[START OF Records for the exercise]

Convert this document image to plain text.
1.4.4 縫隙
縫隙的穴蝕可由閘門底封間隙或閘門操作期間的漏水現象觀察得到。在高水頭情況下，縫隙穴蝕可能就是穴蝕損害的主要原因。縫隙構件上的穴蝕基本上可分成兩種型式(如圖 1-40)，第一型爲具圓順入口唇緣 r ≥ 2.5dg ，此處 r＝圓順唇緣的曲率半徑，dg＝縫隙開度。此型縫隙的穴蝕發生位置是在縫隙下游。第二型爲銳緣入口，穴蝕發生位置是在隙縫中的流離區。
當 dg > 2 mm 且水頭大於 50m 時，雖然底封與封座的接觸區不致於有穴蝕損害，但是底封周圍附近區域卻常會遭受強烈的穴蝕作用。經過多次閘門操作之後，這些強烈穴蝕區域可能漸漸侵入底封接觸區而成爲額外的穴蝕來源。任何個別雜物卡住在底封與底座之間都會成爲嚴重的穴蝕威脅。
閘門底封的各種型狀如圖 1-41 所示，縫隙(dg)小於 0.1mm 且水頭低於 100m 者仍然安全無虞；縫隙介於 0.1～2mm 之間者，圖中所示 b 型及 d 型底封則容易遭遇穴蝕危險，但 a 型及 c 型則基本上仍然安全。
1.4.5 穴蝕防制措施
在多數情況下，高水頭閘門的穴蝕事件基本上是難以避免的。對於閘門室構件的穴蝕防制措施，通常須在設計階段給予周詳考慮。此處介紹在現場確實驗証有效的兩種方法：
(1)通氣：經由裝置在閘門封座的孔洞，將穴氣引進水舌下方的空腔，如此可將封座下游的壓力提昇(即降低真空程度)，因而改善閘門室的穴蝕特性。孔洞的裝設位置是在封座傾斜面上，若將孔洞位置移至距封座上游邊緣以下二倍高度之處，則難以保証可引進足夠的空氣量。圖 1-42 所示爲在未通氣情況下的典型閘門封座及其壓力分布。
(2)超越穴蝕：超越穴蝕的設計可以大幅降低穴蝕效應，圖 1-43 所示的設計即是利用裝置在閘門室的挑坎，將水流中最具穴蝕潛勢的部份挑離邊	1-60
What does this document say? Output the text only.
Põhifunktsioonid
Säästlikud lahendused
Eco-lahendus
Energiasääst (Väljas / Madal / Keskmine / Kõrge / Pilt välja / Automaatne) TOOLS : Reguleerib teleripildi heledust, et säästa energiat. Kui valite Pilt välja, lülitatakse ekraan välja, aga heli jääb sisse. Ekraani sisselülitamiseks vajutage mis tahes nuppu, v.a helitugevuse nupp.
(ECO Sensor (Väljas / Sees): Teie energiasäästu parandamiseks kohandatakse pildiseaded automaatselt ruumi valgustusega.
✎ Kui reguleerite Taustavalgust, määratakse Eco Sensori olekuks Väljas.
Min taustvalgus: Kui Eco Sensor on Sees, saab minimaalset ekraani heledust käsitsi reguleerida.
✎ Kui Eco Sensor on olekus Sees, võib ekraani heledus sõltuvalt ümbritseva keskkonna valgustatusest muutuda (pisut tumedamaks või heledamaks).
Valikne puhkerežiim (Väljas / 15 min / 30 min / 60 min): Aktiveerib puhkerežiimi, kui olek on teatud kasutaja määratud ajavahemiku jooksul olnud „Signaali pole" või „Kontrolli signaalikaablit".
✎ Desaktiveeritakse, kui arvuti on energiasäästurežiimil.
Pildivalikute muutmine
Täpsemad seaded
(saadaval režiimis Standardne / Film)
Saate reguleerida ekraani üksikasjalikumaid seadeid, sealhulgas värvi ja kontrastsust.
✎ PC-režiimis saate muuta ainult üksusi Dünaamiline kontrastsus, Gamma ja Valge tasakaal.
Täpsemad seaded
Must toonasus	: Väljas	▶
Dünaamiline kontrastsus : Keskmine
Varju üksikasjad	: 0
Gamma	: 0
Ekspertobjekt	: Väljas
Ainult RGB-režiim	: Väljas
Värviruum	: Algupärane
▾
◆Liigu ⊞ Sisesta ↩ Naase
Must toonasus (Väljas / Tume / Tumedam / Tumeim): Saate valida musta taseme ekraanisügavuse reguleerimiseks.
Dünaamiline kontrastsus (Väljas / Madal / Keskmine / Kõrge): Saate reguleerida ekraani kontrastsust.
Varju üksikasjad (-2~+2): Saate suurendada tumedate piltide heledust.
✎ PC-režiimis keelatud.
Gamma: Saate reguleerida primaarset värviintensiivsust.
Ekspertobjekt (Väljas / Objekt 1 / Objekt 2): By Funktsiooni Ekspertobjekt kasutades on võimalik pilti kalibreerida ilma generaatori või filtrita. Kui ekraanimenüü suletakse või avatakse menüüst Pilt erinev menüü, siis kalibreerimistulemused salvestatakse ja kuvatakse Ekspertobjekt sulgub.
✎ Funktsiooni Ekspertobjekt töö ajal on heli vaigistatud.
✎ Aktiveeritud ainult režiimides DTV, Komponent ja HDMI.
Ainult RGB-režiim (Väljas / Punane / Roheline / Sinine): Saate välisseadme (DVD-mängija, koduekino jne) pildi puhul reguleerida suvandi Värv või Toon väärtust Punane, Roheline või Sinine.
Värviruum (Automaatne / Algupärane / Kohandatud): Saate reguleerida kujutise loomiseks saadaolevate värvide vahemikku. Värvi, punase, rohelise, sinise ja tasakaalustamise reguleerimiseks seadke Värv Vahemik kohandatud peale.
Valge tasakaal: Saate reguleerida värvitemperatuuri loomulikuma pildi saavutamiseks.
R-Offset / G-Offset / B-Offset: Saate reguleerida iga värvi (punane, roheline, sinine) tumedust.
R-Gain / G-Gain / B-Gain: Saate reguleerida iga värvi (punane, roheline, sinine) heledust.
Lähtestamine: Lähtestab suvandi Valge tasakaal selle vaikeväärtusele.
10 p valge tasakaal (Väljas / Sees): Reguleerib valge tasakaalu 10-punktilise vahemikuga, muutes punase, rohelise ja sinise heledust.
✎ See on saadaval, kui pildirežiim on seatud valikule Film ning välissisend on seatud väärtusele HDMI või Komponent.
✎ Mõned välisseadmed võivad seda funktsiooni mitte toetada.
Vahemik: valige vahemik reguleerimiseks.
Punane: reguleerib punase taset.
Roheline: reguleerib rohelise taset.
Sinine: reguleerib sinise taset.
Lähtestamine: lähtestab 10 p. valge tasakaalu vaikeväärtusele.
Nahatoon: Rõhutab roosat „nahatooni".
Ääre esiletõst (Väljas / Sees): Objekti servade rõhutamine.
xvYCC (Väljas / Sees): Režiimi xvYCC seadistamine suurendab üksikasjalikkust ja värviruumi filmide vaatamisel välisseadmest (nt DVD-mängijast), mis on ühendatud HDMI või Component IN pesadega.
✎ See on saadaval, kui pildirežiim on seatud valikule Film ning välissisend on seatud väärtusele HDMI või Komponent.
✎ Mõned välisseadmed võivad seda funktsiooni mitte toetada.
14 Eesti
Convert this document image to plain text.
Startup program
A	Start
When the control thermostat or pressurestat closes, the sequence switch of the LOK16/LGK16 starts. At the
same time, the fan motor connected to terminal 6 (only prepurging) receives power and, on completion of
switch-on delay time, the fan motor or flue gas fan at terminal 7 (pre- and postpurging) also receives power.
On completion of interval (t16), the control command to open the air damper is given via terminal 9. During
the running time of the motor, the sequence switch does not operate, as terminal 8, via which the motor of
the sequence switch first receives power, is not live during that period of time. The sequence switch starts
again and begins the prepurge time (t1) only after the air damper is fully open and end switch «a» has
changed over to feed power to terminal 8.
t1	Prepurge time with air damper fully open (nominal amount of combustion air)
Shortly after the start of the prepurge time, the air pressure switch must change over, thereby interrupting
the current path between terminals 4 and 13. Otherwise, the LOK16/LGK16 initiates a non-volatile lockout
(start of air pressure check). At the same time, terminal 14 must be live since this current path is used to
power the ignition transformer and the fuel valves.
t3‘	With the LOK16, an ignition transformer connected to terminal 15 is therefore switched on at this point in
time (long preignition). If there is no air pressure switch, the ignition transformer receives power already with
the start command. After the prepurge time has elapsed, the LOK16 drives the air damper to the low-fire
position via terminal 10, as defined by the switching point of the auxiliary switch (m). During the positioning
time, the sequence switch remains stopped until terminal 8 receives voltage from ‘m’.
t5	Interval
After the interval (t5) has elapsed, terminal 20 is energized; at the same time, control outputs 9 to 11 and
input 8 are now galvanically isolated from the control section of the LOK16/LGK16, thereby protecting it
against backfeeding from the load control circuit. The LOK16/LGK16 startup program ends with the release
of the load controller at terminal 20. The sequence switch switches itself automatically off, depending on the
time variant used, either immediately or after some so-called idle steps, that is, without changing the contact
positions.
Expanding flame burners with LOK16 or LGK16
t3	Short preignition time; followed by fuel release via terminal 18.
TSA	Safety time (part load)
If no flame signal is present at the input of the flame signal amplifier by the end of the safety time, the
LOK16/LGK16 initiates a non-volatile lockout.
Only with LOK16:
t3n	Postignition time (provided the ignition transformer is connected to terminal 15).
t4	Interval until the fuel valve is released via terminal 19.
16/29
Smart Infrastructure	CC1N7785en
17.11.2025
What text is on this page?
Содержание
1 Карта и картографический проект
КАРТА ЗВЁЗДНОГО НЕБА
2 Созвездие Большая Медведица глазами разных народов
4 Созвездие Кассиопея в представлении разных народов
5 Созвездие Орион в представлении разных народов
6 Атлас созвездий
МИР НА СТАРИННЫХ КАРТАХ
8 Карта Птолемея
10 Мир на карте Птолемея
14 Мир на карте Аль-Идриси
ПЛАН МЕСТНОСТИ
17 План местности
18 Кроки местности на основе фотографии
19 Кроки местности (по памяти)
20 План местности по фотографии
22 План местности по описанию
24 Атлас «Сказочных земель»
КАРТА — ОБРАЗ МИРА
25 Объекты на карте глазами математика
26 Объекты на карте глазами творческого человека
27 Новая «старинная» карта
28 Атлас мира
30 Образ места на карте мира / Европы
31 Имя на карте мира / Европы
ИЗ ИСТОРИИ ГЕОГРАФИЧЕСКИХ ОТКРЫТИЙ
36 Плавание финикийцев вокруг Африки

[END OF Records for the exercise]

• **Set exercise**: Which lines include the word "Varju"? Copy every one of them.

• **Result below**:
Varju üksikasjad	: 0
Varju üksikasjad (-2~+2): Saate suurendada tumedate piltide heledust.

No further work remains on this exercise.